## GOAL:
Copy each line that contains the string "this".

Part of a data file:
◆ ◆ ◆ ◆ ◆ ◆ ◆
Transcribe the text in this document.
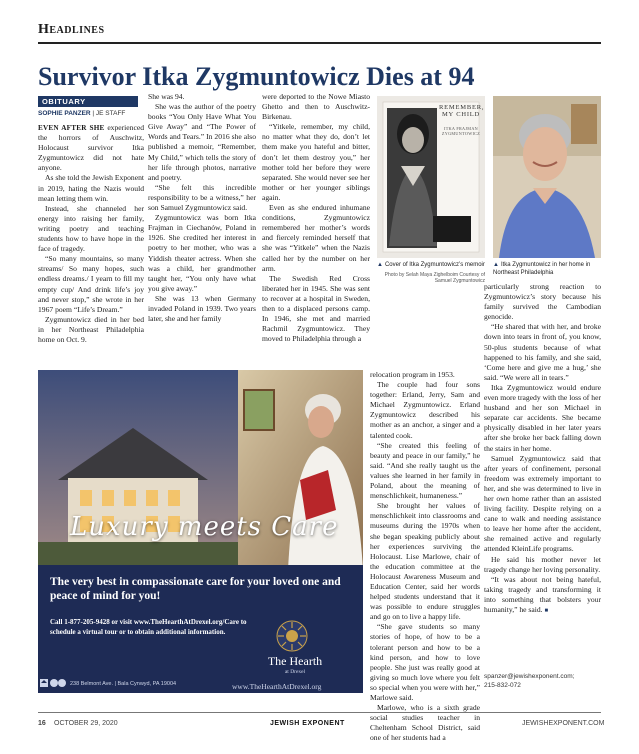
Headlines
Survivor Itka Zygmuntowicz Dies at 94
OBITUARY
SOPHIE PANZER | JE STAFF

EVEN AFTER SHE experienced the horrors of Auschwitz, Holocaust survivor Itka Zygmuntowicz did not hate anyone.

As she told the Jewish Exponent in 2019, hating the Nazis would mean letting them win.

Instead, she channeled her energy into raising her family, writing poetry and teaching students how to have hope in the face of tragedy.

“So many mountains, so many streams/ So many hopes, such endless dreams./ I yearn to fill my empty cup/ And drink life’s joy and never stop,” she wrote in her 1967 poem “Life’s Dream.”

Zygmuntowicz died in her bed in her Northeast Philadelphia home on Oct. 9.

She was 94.

She was the author of the poetry books “You Only Have What You Give Away” and “The Power of Words and Tears.” In 2016 she also published a memoir, “Remember, My Child,” which tells the story of her life through photos, narrative and poetry.

“She felt this incredible responsibility to be a witness,” her son Samuel Zygmuntowicz said.

Zygmuntowicz was born Itka Frajman in Ciechanów, Poland in 1926. She credited her interest in poetry to her mother, who was a Yiddish theater actress. When she was a child, her grandmother taught her, “You only have what you give away.”

She was 13 when Germany invaded Poland in 1939. Two years later, she and her family

were deported to the Nowe Miasto Ghetto and then to Auschwitz-Birkenau.

“Yitkele, remember, my child, no matter what they do, don’t let them make you hateful and bitter, don’t let them destroy you,” her mother told her before they were separated. She would never see her mother or her younger siblings again.

Even as she endured inhumane conditions, Zygmuntowicz remembered her mother’s words and fiercely reminded herself that she was “Yitkele” when the Nazis called her by the number on her arm.

The Swedish Red Cross liberated her in 1945. She was sent to recover at a hospital in Sweden, then to a displaced persons camp. In 1946, she met and married Rachmil Zygmuntowicz. They moved to Philadelphia through a

REMEMBER,
MY CHILD
ITKA FRAJMAN
ZYGMUNTOWICZ
▲ Cover of Itka Zygmuntowicz’s memoir
Photo by Selah Maya Zighelboim Courtesy of Samuel Zygmuntowicz
▲ Itka Zygmuntowicz in her home in Northeast Philadelphia

relocation program in 1953.

The couple had four sons together: Erland, Jerry, Sam and Michael Zygmuntowicz. Erland Zygmuntowicz described his mother as an anchor, a singer and a talented cook.

“She created this feeling of beauty and peace in our family,” he said. “And she really taught us the values she learned in her family in Poland, about the meaning of menschlichkeit, humaneness.”

She brought her values of menschlichkeit into classrooms and museums during the 1970s when she began speaking publicly about her experiences surviving the Holocaust. Lise Marlowe, chair of the education committee at the Holocaust Awareness Museum and Education Center, said her words helped students understand that it was possible to endure struggles and go on to live a happy life.

“She gave students so many stories of hope, of how to be a tolerant person and how to be a kind person, and how to love people. She just was really good at giving so much love where you felt so special when you were with her,” Marlowe said.

Marlowe, who is a sixth grade social studies teacher in Cheltenham School District, said one of her students had a

particularly strong reaction to Zygmuntowicz’s story because his family survived the Cambodian genocide.

“He shared that with her, and broke down into tears in front of, you know, 50-plus students because of what happened to his family, and she said, ‘Come here and give me a hug,’ she said. “We were all in tears.”

Itka Zygmuntowicz would endure even more tragedy with the loss of her husband and her son Michael in separate car accidents. She became physically disabled in her later years after she broke her back falling down the stairs in her home.

Samuel Zygmuntowicz said that after years of confinement, personal freedom was extremely important to her, and she was determined to live in her own home rather than an assisted living facility. Despite relying on a cane to walk and needing assistance to leave her home after the accident, she remained active and regularly attended KleinLife programs.

He said his mother never let tragedy change her loving personality.

“It was about not being hateful, taking tragedy and transforming it into something that bolsters your humanity,” he said. ■

spanzer@jewishexponent.com;
215-832-072
Luxury meets Care
The very best in compassionate care for your loved one and peace of mind for you!
Call 1-877-205-9428 or visit www.TheHearthAtDrexel.org/Care to schedule a virtual tour or to obtain additional information.
The Hearth
at Drexel
238 Belmont Ave. | Bala Cynwyd, PA 19004	www.TheHearthAtDrexel.org
16 OCTOBER 29, 2020	JEWISH EXPONENT	JEWISHEXPONENT.COM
◆ ◆ ◆ ◆ ◆ ◆ ◆
## REPLY:
Transcribe the text in this document.
“She felt this incredible responsibility to be a witness,” her son Samuel Zygmuntowicz said.
“She created this feeling of beauty and peace in our family,” he said. “And she really taught us the values she learned in her family in Poland, about the meaning of menschlichkeit, humaneness.”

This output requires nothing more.